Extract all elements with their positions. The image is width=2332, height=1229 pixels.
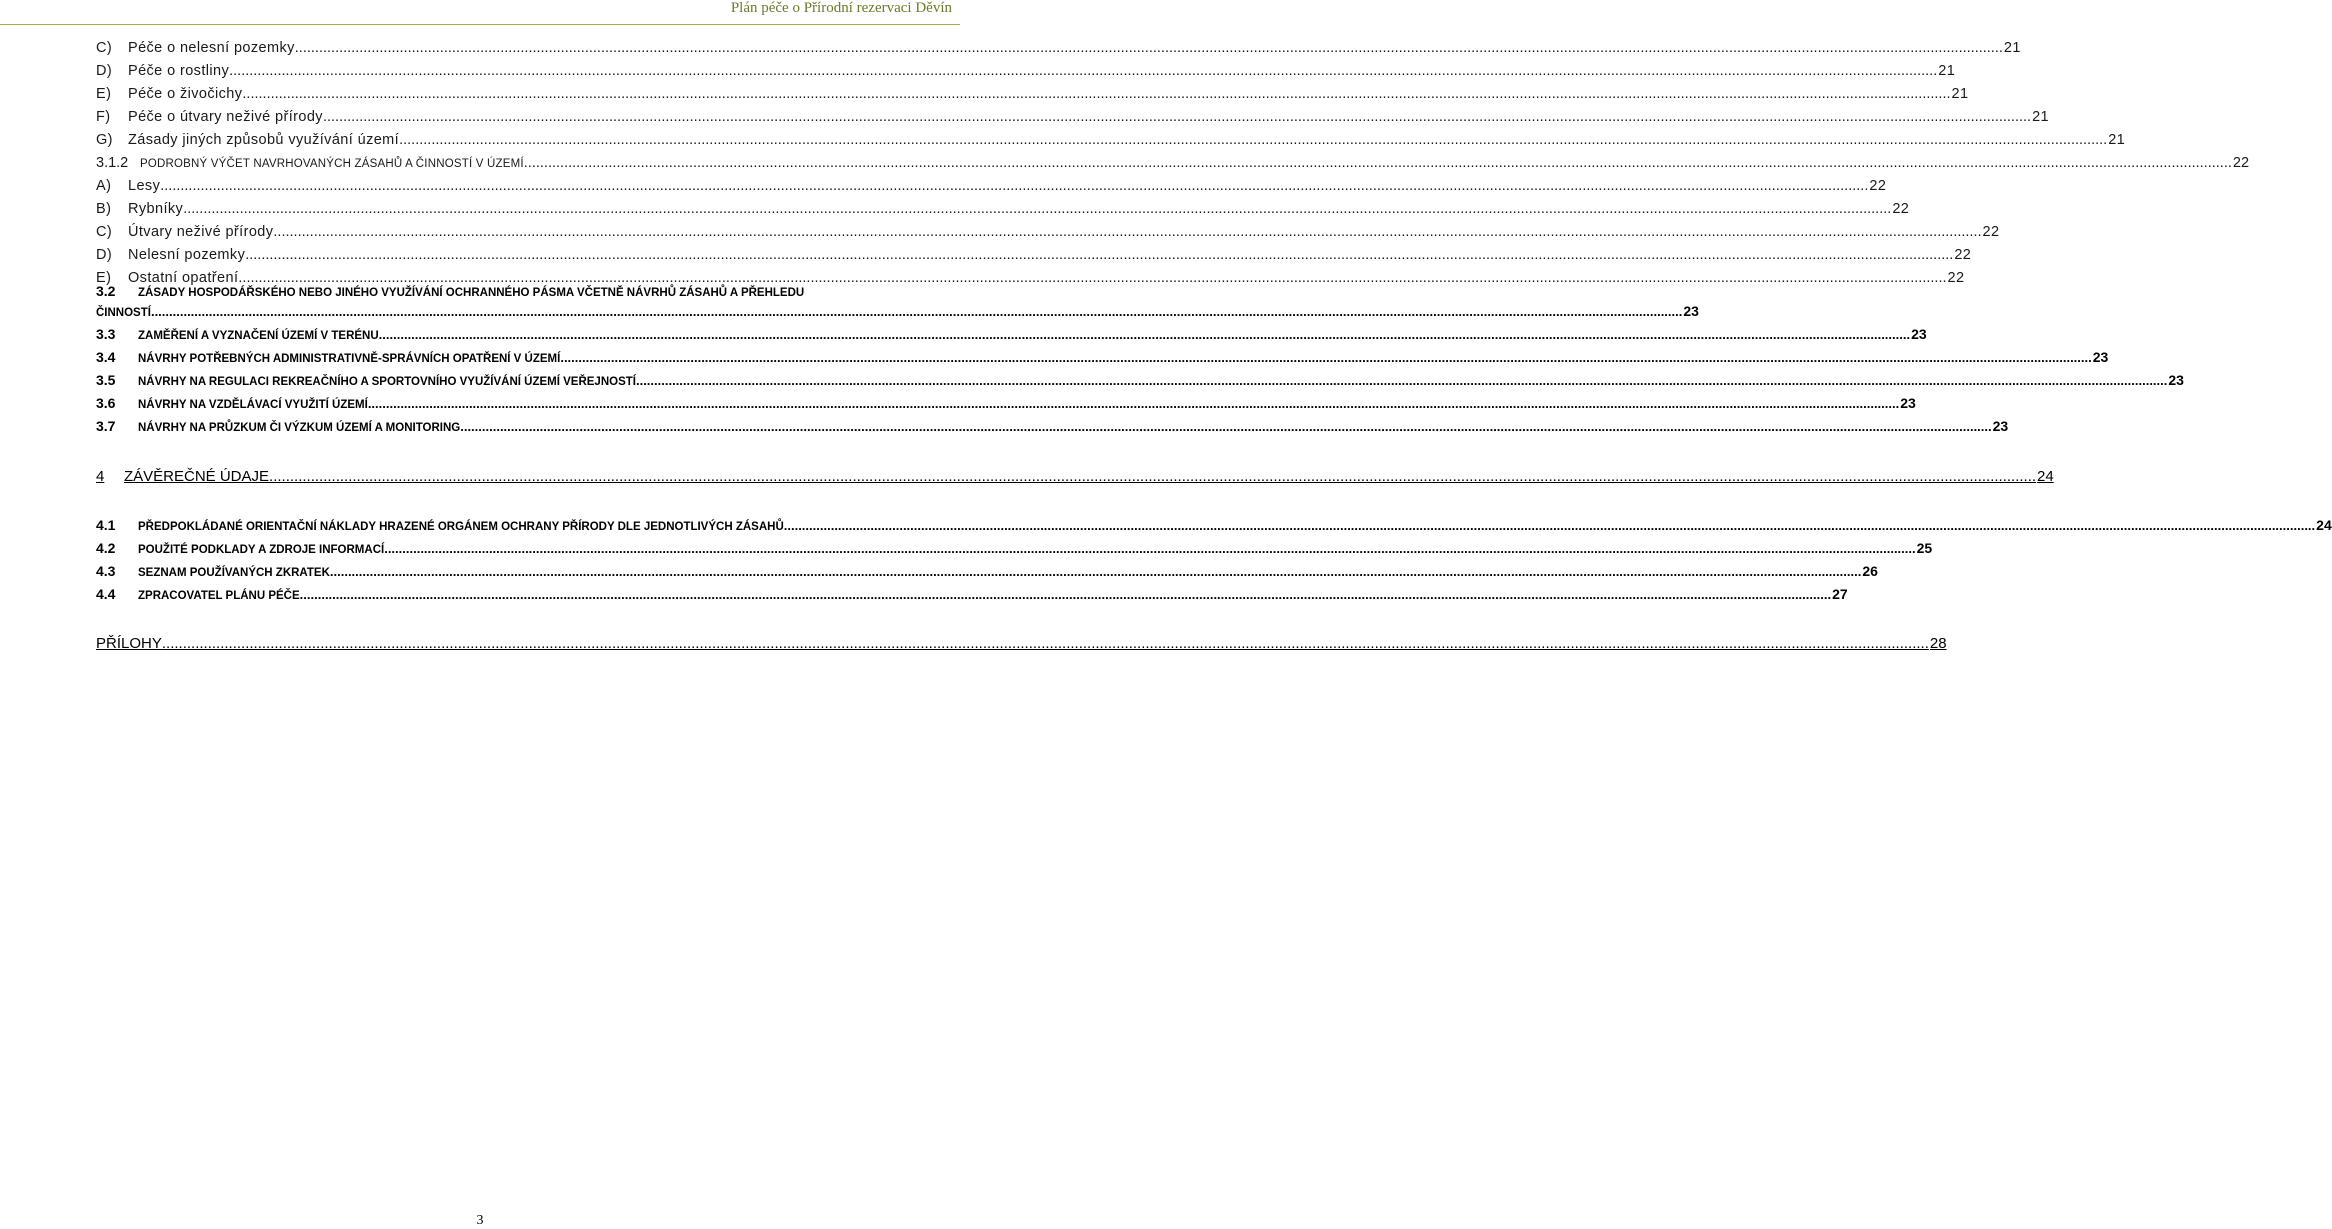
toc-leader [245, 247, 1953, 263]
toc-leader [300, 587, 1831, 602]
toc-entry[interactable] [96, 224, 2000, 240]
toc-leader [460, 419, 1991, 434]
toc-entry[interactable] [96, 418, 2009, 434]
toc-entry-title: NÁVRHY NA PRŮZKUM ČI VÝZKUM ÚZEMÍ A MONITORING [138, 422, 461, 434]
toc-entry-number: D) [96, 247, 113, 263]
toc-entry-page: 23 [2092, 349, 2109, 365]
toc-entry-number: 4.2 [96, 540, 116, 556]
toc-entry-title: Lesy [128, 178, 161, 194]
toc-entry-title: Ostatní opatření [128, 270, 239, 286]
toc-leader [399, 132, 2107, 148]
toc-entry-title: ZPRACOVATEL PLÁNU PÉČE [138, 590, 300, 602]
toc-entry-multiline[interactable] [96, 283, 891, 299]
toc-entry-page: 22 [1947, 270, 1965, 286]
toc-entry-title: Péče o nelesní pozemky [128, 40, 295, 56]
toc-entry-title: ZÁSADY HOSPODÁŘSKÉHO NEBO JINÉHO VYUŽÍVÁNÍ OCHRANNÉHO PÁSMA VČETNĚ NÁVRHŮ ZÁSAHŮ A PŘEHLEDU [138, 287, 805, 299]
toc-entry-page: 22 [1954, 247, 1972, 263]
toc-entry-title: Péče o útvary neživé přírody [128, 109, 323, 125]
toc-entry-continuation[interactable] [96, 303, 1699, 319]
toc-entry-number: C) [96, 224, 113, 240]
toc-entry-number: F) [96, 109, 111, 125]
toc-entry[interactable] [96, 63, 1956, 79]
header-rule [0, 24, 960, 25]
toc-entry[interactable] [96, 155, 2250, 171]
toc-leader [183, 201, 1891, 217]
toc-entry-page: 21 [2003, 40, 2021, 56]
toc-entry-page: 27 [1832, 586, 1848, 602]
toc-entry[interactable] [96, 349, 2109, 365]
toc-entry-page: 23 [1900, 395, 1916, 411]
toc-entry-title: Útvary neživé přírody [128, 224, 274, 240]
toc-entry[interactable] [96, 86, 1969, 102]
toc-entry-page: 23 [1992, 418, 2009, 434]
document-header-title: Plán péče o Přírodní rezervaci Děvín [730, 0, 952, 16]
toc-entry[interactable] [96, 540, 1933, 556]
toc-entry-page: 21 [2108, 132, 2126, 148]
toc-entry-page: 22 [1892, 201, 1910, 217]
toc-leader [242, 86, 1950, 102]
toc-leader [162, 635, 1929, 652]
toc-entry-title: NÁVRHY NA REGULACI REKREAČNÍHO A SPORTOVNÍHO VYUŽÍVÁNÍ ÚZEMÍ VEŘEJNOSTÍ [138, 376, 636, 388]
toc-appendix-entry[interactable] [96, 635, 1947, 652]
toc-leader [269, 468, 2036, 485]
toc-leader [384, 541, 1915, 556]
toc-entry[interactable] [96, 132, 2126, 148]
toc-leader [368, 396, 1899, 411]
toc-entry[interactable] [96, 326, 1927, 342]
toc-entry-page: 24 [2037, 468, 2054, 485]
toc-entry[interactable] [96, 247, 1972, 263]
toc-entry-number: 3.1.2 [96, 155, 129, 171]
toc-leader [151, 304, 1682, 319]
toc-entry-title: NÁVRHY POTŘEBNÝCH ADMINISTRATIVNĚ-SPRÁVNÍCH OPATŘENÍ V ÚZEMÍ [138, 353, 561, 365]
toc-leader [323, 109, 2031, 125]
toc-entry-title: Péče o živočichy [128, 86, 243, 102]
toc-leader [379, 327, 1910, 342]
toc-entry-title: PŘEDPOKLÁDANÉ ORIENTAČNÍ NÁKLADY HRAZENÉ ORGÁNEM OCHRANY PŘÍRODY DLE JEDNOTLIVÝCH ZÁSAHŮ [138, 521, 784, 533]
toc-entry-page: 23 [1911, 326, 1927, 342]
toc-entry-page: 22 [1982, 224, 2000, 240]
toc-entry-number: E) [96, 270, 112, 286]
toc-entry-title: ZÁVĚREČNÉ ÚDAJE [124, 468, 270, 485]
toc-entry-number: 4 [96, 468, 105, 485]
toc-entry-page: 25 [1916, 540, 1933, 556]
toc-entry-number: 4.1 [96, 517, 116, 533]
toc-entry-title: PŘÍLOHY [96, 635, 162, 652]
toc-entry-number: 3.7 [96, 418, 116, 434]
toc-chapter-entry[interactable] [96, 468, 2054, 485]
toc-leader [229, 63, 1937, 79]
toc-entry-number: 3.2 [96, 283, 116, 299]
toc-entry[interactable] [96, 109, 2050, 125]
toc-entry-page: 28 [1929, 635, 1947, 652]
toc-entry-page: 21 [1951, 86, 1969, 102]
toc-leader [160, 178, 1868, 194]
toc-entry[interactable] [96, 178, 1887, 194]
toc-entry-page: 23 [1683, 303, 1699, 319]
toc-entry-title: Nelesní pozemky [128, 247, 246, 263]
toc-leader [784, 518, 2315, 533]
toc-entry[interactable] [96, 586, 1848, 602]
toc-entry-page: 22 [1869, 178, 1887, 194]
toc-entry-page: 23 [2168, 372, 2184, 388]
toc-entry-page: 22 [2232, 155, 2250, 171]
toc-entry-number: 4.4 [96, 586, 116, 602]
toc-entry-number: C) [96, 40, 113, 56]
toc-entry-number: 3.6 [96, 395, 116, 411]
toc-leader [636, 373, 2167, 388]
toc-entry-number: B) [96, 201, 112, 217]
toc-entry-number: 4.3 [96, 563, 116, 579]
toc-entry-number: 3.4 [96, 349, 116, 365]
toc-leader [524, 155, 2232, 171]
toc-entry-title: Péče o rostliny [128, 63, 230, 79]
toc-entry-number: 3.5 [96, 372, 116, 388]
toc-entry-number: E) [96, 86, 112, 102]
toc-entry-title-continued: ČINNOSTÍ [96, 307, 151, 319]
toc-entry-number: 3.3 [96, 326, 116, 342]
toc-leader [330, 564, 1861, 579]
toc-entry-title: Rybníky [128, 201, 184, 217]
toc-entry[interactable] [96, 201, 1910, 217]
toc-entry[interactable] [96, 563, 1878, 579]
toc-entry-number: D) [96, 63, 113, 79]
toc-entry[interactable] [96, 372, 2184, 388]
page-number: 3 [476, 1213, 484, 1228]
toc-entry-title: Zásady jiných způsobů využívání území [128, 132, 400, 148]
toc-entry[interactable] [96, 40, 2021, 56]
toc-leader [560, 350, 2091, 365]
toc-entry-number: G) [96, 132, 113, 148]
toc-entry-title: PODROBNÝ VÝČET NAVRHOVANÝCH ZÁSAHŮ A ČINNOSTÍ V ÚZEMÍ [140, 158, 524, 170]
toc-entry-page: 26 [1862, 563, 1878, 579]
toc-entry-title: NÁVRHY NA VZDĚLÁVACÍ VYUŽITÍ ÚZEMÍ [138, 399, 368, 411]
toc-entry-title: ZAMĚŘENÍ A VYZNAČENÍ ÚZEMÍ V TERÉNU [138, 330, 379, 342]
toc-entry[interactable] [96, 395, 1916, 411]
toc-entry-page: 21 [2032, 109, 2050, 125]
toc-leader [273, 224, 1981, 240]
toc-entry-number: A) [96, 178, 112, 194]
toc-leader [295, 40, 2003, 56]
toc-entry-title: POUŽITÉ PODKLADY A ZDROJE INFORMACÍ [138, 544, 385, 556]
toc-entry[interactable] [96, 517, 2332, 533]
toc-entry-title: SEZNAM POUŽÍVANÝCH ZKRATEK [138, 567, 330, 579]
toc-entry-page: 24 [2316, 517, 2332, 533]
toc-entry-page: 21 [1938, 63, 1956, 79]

---------------

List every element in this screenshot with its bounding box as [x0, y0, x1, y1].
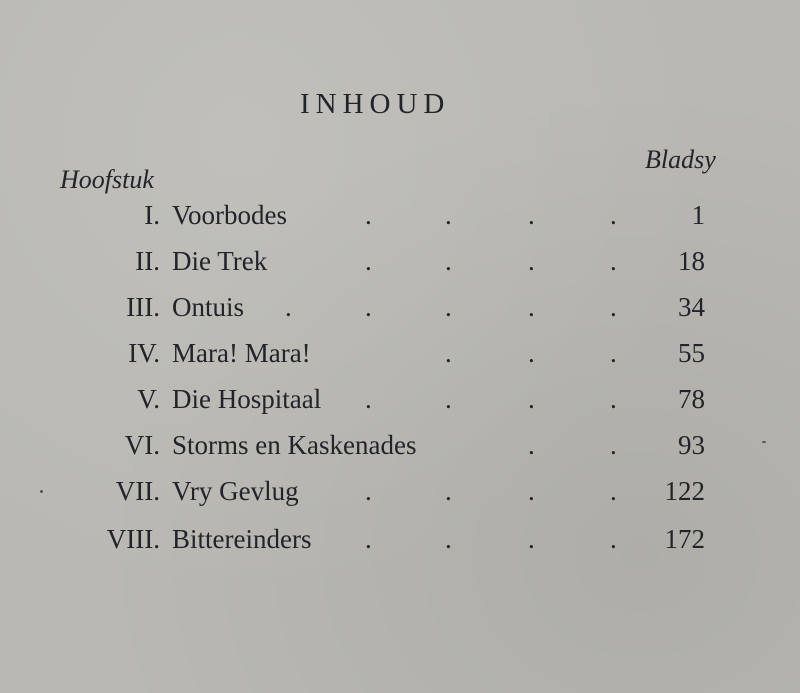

---------------

- _TO BE DONE_
Locate each line in the entries above that contains the word "with", and copy those lines out in full.

- _SOLUTION TO THE PROBLEM_
Extract all elements with their positions. The image is width=2332, height=1229 pixels.
List every element in this screenshot with its bounding box as [x0, y0, x1, y1].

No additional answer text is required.